>>>>>

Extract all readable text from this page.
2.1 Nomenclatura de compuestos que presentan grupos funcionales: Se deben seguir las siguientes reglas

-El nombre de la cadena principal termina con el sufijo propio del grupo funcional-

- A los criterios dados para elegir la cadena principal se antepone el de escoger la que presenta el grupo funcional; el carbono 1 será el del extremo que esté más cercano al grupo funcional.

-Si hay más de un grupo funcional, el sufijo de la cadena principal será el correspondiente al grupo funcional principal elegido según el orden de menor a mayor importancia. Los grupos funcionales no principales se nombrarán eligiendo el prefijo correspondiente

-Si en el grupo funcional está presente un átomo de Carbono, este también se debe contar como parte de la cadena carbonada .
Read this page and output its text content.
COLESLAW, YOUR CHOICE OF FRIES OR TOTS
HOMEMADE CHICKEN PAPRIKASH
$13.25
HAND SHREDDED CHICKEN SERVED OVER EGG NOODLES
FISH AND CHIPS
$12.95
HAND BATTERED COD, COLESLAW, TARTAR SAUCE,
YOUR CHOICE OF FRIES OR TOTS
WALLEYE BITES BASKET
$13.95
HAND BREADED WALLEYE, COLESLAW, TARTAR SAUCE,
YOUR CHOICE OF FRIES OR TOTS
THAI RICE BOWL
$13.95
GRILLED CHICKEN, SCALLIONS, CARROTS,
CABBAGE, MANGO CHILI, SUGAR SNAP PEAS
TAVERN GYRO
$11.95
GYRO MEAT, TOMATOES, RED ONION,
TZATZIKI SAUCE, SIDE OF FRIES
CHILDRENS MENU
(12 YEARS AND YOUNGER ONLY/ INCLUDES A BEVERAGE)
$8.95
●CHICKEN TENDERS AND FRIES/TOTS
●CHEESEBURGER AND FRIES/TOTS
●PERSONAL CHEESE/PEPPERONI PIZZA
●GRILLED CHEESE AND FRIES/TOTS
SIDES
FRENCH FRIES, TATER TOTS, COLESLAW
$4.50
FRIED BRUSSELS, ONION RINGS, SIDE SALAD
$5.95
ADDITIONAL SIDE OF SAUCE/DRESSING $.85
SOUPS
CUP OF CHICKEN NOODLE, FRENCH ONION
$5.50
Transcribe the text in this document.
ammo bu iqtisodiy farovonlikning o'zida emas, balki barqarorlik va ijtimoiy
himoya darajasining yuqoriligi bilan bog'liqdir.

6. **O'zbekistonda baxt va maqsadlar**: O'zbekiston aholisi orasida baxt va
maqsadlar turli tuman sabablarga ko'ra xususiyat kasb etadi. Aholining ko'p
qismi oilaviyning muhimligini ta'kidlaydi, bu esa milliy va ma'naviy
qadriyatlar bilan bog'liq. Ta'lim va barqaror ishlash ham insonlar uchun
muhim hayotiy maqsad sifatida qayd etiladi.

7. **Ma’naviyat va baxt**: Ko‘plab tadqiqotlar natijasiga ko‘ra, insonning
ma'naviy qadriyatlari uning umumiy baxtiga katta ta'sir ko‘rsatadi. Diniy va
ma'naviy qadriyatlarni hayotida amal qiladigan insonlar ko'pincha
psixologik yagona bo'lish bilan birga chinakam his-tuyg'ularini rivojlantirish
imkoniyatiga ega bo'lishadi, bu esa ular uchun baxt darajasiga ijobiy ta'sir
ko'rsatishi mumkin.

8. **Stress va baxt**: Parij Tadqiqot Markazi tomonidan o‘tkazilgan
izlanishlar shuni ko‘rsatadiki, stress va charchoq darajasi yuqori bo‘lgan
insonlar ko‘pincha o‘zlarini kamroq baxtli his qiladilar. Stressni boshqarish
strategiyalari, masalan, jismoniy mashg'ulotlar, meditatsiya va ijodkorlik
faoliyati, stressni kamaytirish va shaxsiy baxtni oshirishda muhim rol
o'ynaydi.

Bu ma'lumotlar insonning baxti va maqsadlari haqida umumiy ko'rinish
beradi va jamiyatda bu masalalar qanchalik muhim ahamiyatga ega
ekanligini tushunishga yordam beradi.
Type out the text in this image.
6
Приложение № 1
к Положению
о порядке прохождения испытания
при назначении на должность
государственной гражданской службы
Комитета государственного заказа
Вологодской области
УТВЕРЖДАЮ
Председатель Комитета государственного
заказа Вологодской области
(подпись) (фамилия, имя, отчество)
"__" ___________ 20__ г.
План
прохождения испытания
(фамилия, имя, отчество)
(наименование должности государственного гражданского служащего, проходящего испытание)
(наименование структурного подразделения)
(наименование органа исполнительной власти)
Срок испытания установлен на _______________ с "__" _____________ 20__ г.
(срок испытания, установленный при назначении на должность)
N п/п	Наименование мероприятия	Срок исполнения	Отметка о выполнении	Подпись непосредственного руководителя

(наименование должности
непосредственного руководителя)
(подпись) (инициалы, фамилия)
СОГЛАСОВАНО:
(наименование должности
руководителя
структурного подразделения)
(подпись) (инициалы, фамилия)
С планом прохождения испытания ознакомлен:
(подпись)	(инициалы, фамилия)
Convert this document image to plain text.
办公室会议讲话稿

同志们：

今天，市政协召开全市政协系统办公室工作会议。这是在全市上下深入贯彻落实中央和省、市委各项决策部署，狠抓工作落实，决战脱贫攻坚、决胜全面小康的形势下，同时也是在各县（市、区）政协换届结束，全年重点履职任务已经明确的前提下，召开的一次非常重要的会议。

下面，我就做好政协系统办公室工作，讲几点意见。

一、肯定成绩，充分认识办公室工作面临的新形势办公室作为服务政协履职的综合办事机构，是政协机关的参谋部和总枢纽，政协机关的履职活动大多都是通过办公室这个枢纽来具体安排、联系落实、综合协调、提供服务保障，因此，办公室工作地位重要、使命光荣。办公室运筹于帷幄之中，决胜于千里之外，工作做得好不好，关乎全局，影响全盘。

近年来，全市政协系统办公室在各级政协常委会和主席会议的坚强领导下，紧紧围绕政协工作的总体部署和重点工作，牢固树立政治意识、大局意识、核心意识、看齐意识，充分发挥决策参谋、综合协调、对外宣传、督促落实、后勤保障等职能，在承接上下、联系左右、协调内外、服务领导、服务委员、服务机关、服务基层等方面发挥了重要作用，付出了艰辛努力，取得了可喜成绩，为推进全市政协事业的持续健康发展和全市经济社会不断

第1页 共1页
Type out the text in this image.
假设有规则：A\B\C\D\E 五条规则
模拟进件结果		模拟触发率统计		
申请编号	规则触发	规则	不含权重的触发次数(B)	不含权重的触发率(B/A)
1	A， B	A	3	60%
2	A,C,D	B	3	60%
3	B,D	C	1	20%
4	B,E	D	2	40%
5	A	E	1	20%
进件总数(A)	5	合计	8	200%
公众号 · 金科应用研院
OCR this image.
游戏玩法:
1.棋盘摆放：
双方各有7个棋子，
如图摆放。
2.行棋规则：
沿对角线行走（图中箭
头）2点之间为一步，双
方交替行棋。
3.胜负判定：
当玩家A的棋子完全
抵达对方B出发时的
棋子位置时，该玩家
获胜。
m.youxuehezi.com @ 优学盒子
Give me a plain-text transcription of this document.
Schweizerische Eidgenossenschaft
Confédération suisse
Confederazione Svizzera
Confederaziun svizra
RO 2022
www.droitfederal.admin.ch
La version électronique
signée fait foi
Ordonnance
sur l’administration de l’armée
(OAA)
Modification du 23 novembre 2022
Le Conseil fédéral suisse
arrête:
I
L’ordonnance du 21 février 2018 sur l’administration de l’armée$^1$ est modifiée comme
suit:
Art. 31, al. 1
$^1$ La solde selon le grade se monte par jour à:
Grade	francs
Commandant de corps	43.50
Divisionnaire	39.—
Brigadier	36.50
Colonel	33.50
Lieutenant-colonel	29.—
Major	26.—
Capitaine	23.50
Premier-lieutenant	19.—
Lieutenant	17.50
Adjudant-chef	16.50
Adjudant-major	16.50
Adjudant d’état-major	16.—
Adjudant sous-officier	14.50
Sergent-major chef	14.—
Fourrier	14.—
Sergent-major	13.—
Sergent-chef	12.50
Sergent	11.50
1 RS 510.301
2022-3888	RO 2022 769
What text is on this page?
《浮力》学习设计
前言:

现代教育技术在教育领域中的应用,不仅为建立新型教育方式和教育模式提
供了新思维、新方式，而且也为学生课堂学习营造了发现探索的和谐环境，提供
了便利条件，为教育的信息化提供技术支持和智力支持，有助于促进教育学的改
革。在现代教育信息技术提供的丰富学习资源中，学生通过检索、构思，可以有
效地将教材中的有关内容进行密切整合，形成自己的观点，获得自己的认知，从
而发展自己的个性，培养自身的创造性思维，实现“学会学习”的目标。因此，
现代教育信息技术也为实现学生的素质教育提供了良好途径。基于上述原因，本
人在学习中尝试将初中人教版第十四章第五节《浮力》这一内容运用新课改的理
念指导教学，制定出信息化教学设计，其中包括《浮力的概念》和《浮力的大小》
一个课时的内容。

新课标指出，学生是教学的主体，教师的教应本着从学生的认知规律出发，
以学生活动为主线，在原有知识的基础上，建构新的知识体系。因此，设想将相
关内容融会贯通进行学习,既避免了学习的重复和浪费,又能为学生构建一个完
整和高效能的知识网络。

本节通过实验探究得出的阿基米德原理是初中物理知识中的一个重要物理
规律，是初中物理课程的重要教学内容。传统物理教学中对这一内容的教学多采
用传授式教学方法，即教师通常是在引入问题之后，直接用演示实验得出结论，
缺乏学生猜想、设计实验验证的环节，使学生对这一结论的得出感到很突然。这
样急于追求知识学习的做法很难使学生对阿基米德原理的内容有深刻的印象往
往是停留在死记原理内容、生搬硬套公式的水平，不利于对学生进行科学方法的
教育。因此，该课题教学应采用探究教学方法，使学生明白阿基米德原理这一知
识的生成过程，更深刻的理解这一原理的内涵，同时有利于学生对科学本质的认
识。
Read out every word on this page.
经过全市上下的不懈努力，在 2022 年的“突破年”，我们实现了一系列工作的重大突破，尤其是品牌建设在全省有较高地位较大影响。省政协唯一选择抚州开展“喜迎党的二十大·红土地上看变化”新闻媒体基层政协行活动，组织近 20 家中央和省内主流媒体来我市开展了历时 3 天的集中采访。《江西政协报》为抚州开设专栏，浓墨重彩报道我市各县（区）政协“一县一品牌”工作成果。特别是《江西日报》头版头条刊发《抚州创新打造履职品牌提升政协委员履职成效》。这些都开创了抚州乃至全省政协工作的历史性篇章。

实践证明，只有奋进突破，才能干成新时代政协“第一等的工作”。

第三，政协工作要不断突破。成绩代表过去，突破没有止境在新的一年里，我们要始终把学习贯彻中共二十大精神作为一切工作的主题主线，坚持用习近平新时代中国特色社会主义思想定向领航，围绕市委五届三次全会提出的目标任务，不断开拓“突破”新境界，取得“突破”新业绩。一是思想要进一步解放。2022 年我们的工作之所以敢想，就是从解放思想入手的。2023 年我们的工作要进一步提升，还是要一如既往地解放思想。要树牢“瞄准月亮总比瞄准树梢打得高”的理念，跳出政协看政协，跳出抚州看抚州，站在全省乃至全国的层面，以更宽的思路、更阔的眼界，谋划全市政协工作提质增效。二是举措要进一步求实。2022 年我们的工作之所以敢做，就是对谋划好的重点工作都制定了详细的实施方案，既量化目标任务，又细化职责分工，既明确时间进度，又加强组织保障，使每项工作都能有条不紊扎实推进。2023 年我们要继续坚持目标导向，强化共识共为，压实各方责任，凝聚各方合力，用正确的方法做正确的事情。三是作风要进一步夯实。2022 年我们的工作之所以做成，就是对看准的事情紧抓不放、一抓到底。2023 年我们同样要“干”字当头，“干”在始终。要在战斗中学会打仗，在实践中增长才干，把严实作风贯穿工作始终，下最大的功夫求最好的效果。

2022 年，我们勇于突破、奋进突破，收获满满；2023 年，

<<<<<

Using the listing above, show each line holding the string "заказа".

Комитета государственного заказа
заказа Вологодской области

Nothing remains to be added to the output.